■ DATASET EXTRACT ■
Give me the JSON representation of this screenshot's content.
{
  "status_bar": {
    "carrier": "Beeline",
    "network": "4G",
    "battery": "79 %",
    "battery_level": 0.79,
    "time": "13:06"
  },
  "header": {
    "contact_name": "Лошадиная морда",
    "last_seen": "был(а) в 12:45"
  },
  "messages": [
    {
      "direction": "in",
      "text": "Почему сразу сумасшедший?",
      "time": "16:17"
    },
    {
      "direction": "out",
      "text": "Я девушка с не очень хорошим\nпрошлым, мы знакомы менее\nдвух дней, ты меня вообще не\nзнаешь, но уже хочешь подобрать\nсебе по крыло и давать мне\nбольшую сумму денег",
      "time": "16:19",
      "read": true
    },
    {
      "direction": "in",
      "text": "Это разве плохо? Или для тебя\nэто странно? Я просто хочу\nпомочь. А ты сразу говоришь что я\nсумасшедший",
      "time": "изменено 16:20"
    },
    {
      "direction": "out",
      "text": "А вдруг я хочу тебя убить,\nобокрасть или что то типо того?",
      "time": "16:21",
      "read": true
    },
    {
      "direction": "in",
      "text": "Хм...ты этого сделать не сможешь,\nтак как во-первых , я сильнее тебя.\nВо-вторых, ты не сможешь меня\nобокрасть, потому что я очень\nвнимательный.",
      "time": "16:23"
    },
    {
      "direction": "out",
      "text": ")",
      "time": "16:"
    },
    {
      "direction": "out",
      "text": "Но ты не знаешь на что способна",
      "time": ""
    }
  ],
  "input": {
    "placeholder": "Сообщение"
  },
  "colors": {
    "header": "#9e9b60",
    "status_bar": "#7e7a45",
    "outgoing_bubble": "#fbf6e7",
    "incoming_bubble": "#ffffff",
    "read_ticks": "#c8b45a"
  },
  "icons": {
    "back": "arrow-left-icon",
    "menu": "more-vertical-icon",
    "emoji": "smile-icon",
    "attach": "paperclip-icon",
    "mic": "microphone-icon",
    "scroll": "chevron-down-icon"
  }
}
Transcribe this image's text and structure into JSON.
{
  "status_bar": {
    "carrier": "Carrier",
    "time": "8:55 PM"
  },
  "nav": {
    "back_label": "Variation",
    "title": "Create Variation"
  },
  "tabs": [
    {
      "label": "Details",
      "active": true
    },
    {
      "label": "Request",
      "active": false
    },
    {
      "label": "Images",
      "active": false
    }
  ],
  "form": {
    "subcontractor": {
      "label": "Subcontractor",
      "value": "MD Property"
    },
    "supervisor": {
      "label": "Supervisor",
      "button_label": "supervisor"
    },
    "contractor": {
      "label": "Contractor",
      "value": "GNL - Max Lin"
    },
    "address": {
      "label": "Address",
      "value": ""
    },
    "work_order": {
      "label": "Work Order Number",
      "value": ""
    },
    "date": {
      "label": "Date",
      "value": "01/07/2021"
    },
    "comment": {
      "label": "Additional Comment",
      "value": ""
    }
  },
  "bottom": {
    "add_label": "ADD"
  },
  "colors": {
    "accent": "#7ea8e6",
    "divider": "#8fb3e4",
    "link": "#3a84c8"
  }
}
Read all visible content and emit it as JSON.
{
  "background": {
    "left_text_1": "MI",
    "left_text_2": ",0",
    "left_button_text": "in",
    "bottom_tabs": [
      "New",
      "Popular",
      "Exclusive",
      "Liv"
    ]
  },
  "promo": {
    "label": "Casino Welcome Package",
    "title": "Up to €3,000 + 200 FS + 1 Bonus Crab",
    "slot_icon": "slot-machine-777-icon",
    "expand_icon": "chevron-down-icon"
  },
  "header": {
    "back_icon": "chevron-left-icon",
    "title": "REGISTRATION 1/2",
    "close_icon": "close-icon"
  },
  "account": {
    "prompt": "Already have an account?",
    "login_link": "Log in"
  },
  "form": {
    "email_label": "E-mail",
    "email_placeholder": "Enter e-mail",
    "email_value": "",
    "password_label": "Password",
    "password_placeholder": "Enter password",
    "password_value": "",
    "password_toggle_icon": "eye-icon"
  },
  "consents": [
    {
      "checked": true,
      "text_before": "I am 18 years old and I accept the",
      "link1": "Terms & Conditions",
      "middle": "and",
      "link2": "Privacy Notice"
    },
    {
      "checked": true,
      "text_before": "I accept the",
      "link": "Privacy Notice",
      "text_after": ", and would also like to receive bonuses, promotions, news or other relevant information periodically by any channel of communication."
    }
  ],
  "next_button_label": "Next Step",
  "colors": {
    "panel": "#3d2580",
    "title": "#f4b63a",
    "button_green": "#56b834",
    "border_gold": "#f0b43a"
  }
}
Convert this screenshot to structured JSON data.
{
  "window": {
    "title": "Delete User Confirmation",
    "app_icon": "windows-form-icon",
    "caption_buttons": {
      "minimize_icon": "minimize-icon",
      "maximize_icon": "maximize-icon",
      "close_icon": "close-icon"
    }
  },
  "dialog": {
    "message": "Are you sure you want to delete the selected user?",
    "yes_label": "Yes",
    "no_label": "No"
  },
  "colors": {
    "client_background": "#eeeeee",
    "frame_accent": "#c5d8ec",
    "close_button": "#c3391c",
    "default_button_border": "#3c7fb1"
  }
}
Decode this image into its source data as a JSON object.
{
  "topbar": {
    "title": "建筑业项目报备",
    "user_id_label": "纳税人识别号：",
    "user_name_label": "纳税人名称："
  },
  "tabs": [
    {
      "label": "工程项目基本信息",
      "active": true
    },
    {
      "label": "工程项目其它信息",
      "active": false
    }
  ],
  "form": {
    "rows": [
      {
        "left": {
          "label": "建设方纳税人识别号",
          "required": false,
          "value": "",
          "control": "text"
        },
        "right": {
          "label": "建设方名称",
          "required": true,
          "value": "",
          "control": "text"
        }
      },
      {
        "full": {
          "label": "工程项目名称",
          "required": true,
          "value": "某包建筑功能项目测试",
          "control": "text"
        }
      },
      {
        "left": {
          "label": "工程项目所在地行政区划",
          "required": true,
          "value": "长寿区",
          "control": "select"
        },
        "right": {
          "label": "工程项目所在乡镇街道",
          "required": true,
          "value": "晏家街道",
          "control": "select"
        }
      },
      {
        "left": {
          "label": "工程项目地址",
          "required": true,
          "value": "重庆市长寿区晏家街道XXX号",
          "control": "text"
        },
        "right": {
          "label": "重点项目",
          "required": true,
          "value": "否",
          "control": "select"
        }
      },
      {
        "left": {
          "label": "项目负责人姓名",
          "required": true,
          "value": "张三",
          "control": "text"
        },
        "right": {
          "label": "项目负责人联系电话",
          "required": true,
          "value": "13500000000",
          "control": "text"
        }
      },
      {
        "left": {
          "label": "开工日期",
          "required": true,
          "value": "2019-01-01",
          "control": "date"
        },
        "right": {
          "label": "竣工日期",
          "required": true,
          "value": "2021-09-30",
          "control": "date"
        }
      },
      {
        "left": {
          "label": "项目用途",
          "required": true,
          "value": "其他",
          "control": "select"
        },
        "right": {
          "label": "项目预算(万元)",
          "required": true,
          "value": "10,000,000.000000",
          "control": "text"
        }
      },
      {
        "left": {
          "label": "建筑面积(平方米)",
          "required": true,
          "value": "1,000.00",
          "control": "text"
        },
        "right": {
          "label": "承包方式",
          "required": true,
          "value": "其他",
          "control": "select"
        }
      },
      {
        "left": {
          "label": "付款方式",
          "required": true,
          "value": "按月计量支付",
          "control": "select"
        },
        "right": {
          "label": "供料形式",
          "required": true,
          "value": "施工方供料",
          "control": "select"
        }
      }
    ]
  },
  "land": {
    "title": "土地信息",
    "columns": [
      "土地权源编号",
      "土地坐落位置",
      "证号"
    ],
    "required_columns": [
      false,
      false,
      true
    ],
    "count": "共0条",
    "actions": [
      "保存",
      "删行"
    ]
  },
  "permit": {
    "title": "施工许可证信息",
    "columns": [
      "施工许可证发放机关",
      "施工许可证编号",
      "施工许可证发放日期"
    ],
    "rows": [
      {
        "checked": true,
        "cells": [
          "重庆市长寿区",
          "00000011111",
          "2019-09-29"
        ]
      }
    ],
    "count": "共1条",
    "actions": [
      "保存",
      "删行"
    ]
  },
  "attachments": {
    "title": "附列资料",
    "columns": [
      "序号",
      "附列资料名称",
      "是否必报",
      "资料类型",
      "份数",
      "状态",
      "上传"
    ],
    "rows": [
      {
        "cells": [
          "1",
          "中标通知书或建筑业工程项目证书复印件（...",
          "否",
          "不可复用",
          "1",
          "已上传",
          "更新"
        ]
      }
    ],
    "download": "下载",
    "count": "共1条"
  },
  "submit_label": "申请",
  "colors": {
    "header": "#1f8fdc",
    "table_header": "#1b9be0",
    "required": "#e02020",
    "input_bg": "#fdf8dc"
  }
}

■ WRITTEN TASK ■
Take every line from the data above that holds "JSON" and copy it out.

■ FINISHED ANSWER ■
Give me the JSON representation of this screenshot's content.
Transcribe this image's text and structure into JSON.
Read all visible content and emit it as JSON.
Convert this screenshot to structured JSON data.
Decode this image into its source data as a JSON object.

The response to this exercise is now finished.